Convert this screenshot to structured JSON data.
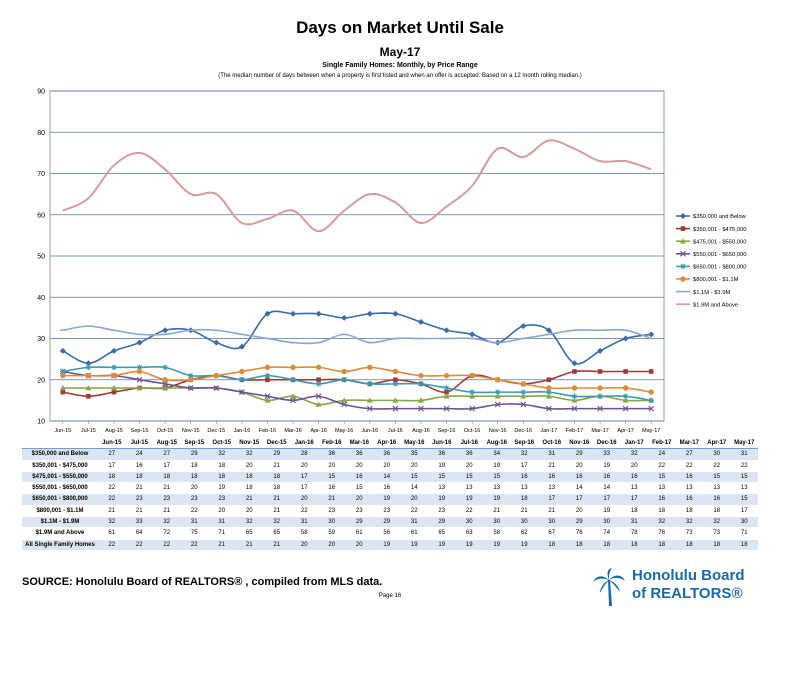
{
  "header": {
    "title": "Days on Market Until Sale",
    "subtitle": "May-17",
    "description_bold": "Single Family Homes: Monthly, by Price Range",
    "description": "(The median number of days between when a property is first listed and when an offer is accepted. Based on a 12 month rolling median.)"
  },
  "chart_data": {
    "type": "line",
    "ylim": [
      10,
      90
    ],
    "yticks": [
      10,
      20,
      30,
      40,
      50,
      60,
      70,
      80,
      90
    ],
    "grid": true,
    "legend_position": "right",
    "categories": [
      "Jun-15",
      "Jul-15",
      "Aug-15",
      "Sep-15",
      "Oct-15",
      "Nov-15",
      "Dec-15",
      "Jan-16",
      "Feb-16",
      "Mar-16",
      "Apr-16",
      "May-16",
      "Jun-16",
      "Jul-16",
      "Aug-16",
      "Sep-16",
      "Oct-16",
      "Nov-16",
      "Dec-16",
      "Jan-17",
      "Feb-17",
      "Mar-17",
      "Apr-17",
      "May-17"
    ],
    "series": [
      {
        "name": "$350,000 and Below",
        "color": "#3b6aa8",
        "marker": "diamond",
        "values": [
          27,
          24,
          27,
          29,
          32,
          32,
          29,
          28,
          36,
          36,
          36,
          35,
          36,
          36,
          34,
          32,
          31,
          29,
          33,
          32,
          24,
          27,
          30,
          31
        ]
      },
      {
        "name": "$350,001 - $475,000",
        "color": "#a13a37",
        "marker": "square",
        "values": [
          17,
          16,
          17,
          18,
          18,
          20,
          21,
          20,
          20,
          20,
          20,
          20,
          19,
          20,
          19,
          17,
          21,
          20,
          19,
          20,
          22,
          22,
          22,
          22
        ]
      },
      {
        "name": "$475,001 - $550,000",
        "color": "#86a64a",
        "marker": "triangle",
        "values": [
          18,
          18,
          18,
          18,
          18,
          18,
          18,
          17,
          15,
          16,
          14,
          15,
          15,
          15,
          15,
          16,
          16,
          16,
          16,
          16,
          15,
          16,
          15,
          15
        ]
      },
      {
        "name": "$550,001 - $650,000",
        "color": "#6c5290",
        "marker": "x",
        "values": [
          22,
          21,
          21,
          20,
          19,
          18,
          18,
          17,
          16,
          15,
          16,
          14,
          13,
          13,
          13,
          13,
          13,
          14,
          14,
          13,
          13,
          13,
          13,
          13
        ]
      },
      {
        "name": "$650,001 - $800,000",
        "color": "#3a9ab0",
        "marker": "star",
        "values": [
          22,
          23,
          23,
          23,
          23,
          21,
          21,
          20,
          21,
          20,
          19,
          20,
          19,
          19,
          19,
          18,
          17,
          17,
          17,
          17,
          16,
          16,
          16,
          15
        ]
      },
      {
        "name": "$800,001 - $1.1M",
        "color": "#e08a3a",
        "marker": "circle",
        "values": [
          21,
          21,
          21,
          22,
          20,
          20,
          21,
          22,
          23,
          23,
          23,
          22,
          23,
          22,
          21,
          21,
          21,
          20,
          19,
          18,
          18,
          18,
          18,
          17
        ]
      },
      {
        "name": "$1.1M - $1.9M",
        "color": "#8aa6d2",
        "marker": "dash",
        "values": [
          32,
          33,
          32,
          31,
          31,
          32,
          32,
          31,
          30,
          29,
          29,
          31,
          29,
          30,
          30,
          30,
          30,
          29,
          30,
          31,
          32,
          32,
          32,
          30
        ]
      },
      {
        "name": "$1.9M and Above",
        "color": "#d89a9a",
        "marker": "none",
        "values": [
          61,
          64,
          72,
          75,
          71,
          65,
          65,
          58,
          59,
          61,
          56,
          61,
          65,
          63,
          58,
          62,
          67,
          76,
          74,
          78,
          76,
          73,
          73,
          71
        ]
      }
    ]
  },
  "table": {
    "all_row_label": "All Single Family Homes",
    "all_values": [
      22,
      22,
      22,
      22,
      21,
      21,
      21,
      20,
      20,
      20,
      19,
      19,
      19,
      19,
      19,
      19,
      18,
      18,
      18,
      18,
      18,
      18,
      18,
      18
    ]
  },
  "footer": {
    "source": "SOURCE:  Honolulu Board of REALTORS® , compiled from MLS data.",
    "page": "Page 16",
    "logo_line1": "Honolulu Board",
    "logo_line2": "of REALTORS®"
  }
}
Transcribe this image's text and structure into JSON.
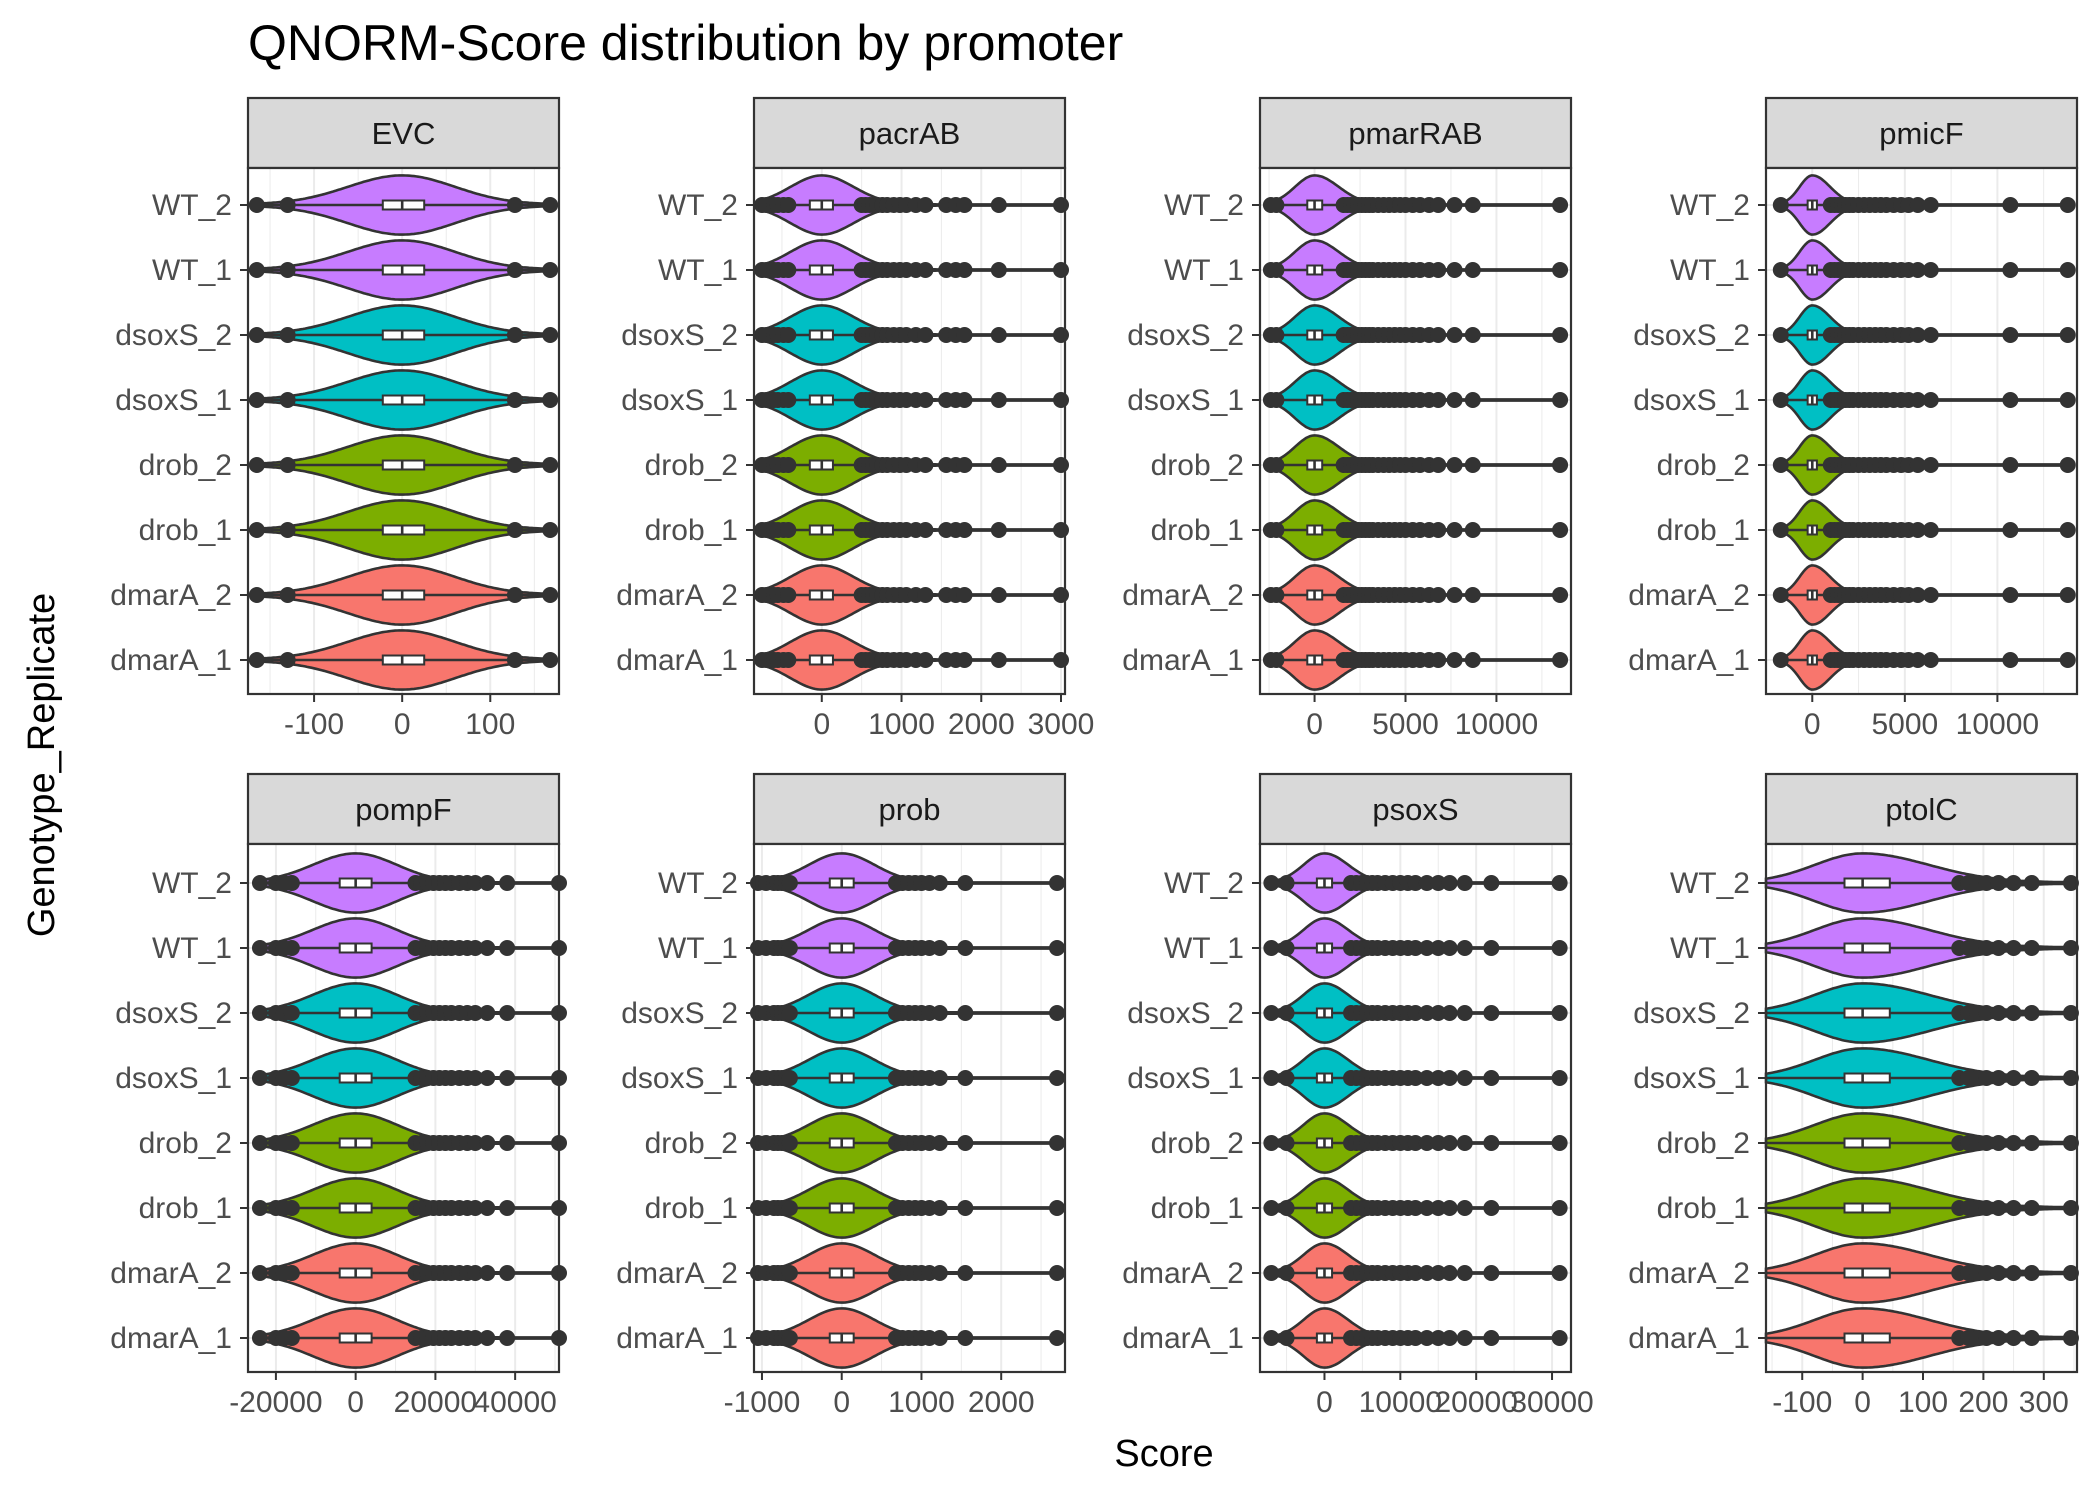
{
  "chart_data": {
    "type": "violin",
    "title": "QNORM-Score distribution by promoter",
    "xlabel": "Score",
    "ylabel": "Genotype_Replicate",
    "categories": [
      "dmarA_1",
      "dmarA_2",
      "drob_1",
      "drob_2",
      "dsoxS_1",
      "dsoxS_2",
      "WT_1",
      "WT_2"
    ],
    "genotype_colors": {
      "dmarA": "#f8766d",
      "drob": "#7cae00",
      "dsoxS": "#00bfc4",
      "WT": "#c77cff"
    },
    "grid": true,
    "legend": "none",
    "panels": [
      {
        "name": "EVC",
        "xlim": [
          -175,
          178
        ],
        "xticks": [
          -100,
          0,
          100
        ],
        "xtick_labels": [
          "-100",
          "0",
          "100"
        ],
        "width_scale": 0.78,
        "violin_lo": -165,
        "violin_hi": 168,
        "q1": -22,
        "median": 0,
        "q3": 25,
        "outliers": [
          -165,
          -130,
          128,
          168
        ]
      },
      {
        "name": "pacrAB",
        "xlim": [
          -850,
          3050
        ],
        "xticks": [
          0,
          1000,
          2000,
          3000
        ],
        "xtick_labels": [
          "0",
          "1000",
          "2000",
          "3000"
        ],
        "width_scale": 0.28,
        "violin_lo": -750,
        "violin_hi": 3000,
        "q1": -150,
        "median": 0,
        "q3": 140,
        "outliers": [
          -750,
          -700,
          -600,
          -550,
          -480,
          -420,
          500,
          550,
          600,
          650,
          700,
          760,
          820,
          900,
          980,
          1060,
          1180,
          1300,
          1560,
          1680,
          1790,
          2220,
          3000
        ]
      },
      {
        "name": "pmarRAB",
        "xlim": [
          -3000,
          14100
        ],
        "xticks": [
          0,
          5000,
          10000
        ],
        "xtick_labels": [
          "0",
          "5000",
          "10000"
        ],
        "width_scale": 0.19,
        "violin_lo": -2400,
        "violin_hi": 13500,
        "q1": -400,
        "median": 0,
        "q3": 420,
        "outliers": [
          -2400,
          -2100,
          1600,
          1800,
          2000,
          2200,
          2400,
          2600,
          2800,
          3000,
          3200,
          3500,
          3800,
          4100,
          4400,
          4700,
          5000,
          5400,
          5800,
          6300,
          6800,
          7700,
          8700,
          13500
        ]
      },
      {
        "name": "pmicF",
        "xlim": [
          -2500,
          14300
        ],
        "xticks": [
          0,
          5000,
          10000
        ],
        "xtick_labels": [
          "0",
          "5000",
          "10000"
        ],
        "width_scale": 0.15,
        "violin_lo": -1700,
        "violin_hi": 13800,
        "q1": -250,
        "median": 0,
        "q3": 250,
        "outliers": [
          -1700,
          1000,
          1200,
          1400,
          1600,
          1800,
          2000,
          2200,
          2500,
          2800,
          3100,
          3400,
          3700,
          4000,
          4400,
          4800,
          5200,
          5700,
          6400,
          10700,
          13800
        ]
      },
      {
        "name": "pompF",
        "xlim": [
          -27000,
          51000
        ],
        "xticks": [
          -20000,
          0,
          20000,
          40000
        ],
        "xtick_labels": [
          "-20000",
          "0",
          "20000",
          "40000"
        ],
        "width_scale": 0.36,
        "violin_lo": -24000,
        "violin_hi": 51000,
        "q1": -4000,
        "median": 0,
        "q3": 4000,
        "outliers": [
          -24000,
          -20000,
          -18000,
          -16000,
          15000,
          16500,
          18000,
          19500,
          21000,
          22500,
          24000,
          26000,
          28000,
          30000,
          33000,
          38000,
          51000
        ]
      },
      {
        "name": "prob",
        "xlim": [
          -1100,
          2800
        ],
        "xticks": [
          -1000,
          0,
          1000,
          2000
        ],
        "xtick_labels": [
          "-1000",
          "0",
          "1000",
          "2000"
        ],
        "width_scale": 0.38,
        "violin_lo": -1050,
        "violin_hi": 2700,
        "q1": -150,
        "median": 0,
        "q3": 150,
        "outliers": [
          -1050,
          -950,
          -850,
          -800,
          -750,
          -700,
          -650,
          680,
          760,
          840,
          920,
          1000,
          1100,
          1230,
          1550,
          2700
        ]
      },
      {
        "name": "psoxS",
        "xlim": [
          -8500,
          32500
        ],
        "xticks": [
          0,
          10000,
          20000,
          30000
        ],
        "xtick_labels": [
          "0",
          "10000",
          "20000",
          "30000"
        ],
        "width_scale": 0.17,
        "violin_lo": -7000,
        "violin_hi": 31000,
        "q1": -1000,
        "median": 0,
        "q3": 1000,
        "outliers": [
          -7000,
          -5000,
          3500,
          4200,
          4900,
          5600,
          6300,
          7000,
          8000,
          9000,
          10000,
          11000,
          12000,
          13500,
          15000,
          16500,
          18500,
          22000,
          31000
        ]
      },
      {
        "name": "ptolC",
        "xlim": [
          -160,
          355
        ],
        "xticks": [
          -100,
          0,
          100,
          200,
          300
        ],
        "xtick_labels": [
          "-100",
          "0",
          "100",
          "200",
          "300"
        ],
        "width_scale": 0.72,
        "violin_lo": -160,
        "violin_hi": 345,
        "q1": -30,
        "median": 0,
        "q3": 45,
        "outliers": [
          160,
          175,
          190,
          205,
          225,
          250,
          280,
          345
        ]
      }
    ]
  }
}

######

■ **Given problem**
Look for the word "Board" and return every line where it occurs.

■ **Solution**
    "source": "SOURCE:  Honolulu Board of REALTORS® , compiled from MLS data.",
    "logo_line1": "Honolulu Board",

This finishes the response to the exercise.